課題の目的
固定残業代に関する本文のうち「固定残業代制度だから実際に何」から「割増賃金の一部として支払う。」までの範囲を、「出張手当」を「営業手当」に更新したうえで示してください。

本文ブロック
+++

この場合、月給30万円の社員であれば50時間分の残業代は約115,000円、そうすると月に約95,000円程度の未払い残業代が発生していることになるのです。
これが、固定残業代の金額・固定残業時間をテキトーに決めていた場合のリスクです。
しかも、残業代は最大で3年間(将来的には5年間)遡って請求することができますから、抱えているリスクの大きさを実感できるのではないでしょうか。
固定残業代制度だから実際に何時間の残業があったかは関係ないのでは?と質問されることもありますがそうではありません。
固定残業代は、労働基準法で定める原則通りの計算方法で計算した金額を下回らないようにする必要があるのです。
┃固定残業代制度を導入するときの労働契約書と就業規則
○無効と判断される可能性がある固定残業代制度
固定残業代制度が有効と判断されるためには、「対価性」と「明確区分性」という二つの要件を満たす必要があります。
固定残業代制度における対価性とは、その手当が残業代(時間外・休日・深夜労働などの対価)として支払われているかどうか、ということです。
その手当が残業代として支払われることを社員に誤解なく、間違いなく伝えるためにもわかりやすい名称にして、手当の定義を就業規則(賃金規程)に明記して、雇い入れ時には、労働契約書でしっかりと説明して同意を得るようにしましょう。
出張手当・・・
出張手当は、遠方に出向いて業務を行う際に支払う手当である。ただし、この手当は、時間外労働割増賃金の一部として支払う。
このように別の業務の対価として支払うような意味合いになっていながらも残業代として支払うような定義付けをしている会社もありますが、こうした方法は無効となる可能性があります。
○有効と判断される可能性が高い固定残業代制度
固定残業代として見込むのが何時間なのか、その見込み時間を超えたらどうするのか(差額精算)、そして、手当の名称も固定残業手当として支払われることがわかるようにすると有効と判断される可能性が高まります。

+++

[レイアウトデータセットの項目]
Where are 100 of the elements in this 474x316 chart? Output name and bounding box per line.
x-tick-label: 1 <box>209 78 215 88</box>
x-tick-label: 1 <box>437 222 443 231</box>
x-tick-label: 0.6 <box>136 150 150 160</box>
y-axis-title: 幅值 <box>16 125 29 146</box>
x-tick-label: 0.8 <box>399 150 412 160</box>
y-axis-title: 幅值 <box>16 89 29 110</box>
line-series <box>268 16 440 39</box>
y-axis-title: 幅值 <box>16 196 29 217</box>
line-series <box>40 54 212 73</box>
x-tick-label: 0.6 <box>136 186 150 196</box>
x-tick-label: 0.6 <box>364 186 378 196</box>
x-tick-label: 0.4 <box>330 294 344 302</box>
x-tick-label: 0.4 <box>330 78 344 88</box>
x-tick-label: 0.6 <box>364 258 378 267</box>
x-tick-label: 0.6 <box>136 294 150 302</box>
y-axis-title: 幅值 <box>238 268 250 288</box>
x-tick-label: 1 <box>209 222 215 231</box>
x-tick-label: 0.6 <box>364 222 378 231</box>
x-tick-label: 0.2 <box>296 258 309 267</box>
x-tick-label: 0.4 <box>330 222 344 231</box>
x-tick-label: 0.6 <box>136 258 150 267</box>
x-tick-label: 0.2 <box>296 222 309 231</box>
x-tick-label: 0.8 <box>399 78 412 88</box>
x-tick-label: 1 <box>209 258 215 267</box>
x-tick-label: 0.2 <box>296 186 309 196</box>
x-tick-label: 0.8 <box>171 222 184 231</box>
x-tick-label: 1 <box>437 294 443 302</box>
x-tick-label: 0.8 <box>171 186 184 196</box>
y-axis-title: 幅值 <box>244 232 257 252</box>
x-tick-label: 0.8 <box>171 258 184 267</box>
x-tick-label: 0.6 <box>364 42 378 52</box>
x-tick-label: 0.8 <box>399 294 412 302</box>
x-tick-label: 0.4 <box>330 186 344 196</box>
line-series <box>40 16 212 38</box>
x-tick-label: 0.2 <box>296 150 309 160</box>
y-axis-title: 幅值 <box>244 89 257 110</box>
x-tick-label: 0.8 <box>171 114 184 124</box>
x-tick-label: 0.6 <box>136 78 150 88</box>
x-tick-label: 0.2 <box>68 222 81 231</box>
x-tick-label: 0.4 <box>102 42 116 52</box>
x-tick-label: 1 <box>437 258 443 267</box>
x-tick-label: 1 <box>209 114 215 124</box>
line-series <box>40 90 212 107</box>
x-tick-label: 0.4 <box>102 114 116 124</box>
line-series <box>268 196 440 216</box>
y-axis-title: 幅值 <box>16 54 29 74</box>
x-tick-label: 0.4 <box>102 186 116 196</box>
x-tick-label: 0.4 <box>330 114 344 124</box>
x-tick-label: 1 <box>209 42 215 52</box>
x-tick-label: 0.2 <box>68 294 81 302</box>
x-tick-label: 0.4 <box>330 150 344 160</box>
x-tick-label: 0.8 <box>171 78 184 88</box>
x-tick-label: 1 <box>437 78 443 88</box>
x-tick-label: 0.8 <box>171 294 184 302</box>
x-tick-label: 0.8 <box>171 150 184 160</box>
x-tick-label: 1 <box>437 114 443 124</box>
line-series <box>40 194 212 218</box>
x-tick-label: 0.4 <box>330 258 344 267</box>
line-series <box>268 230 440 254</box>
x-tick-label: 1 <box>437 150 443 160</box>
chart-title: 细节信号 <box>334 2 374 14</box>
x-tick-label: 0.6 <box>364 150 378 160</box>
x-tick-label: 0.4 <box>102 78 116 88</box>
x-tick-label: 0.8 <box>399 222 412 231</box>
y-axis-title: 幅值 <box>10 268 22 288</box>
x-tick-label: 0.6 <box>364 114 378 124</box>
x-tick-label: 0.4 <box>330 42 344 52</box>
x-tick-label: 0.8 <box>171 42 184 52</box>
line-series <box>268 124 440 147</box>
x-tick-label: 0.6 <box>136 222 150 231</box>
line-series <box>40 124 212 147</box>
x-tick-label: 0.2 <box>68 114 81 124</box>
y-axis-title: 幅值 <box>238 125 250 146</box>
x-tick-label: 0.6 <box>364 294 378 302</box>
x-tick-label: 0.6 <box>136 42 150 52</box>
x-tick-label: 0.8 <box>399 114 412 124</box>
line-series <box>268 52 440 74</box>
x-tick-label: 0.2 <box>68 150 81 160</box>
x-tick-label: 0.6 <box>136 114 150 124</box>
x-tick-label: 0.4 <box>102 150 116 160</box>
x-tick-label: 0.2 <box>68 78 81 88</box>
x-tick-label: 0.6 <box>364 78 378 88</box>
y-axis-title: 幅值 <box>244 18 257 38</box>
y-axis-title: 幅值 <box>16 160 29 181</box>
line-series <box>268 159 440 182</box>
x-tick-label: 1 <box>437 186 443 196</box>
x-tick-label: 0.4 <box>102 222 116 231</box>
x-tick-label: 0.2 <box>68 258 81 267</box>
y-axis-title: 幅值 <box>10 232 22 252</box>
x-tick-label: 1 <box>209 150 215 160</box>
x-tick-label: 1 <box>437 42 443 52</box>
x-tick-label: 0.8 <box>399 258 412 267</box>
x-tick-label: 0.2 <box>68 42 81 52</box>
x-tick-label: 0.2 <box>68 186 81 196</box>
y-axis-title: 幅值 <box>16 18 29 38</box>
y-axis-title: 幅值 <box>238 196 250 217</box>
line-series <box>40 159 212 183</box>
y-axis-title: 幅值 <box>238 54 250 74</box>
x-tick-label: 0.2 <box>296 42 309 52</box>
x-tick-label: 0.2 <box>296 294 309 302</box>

+++

完成課題
固定残業代制度だから実際に何時間の残業があったかは関係ないのでは?と質問されることもありますがそうではありません。
固定残業代は、労働基準法で定める原則通りの計算方法で計算した金額を下回らないようにする必要があるのです。
┃固定残業代制度を導入するときの労働契約書と就業規則
○無効と判断される可能性がある固定残業代制度
固定残業代制度が有効と判断されるためには、「対価性」と「明確区分性」という二つの要件を満たす必要があります。
固定残業代制度における対価性とは、その手当が残業代(時間外・休日・深夜労働などの対価)として支払われているかどうか、ということです。
その手当が残業代として支払われることを社員に誤解なく、間違いなく伝えるためにもわかりやすい名称にして、手当の定義を就業規則(賃金規程)に明記して、雇い入れ時には、労働契約書でしっかりと説明して同意を得るようにしましょう。
営業手当・・・
営業手当は、遠方に出向いて業務を行う際に支払う手当である。ただし、この手当は、時間外労働割増賃金の一部として支払う。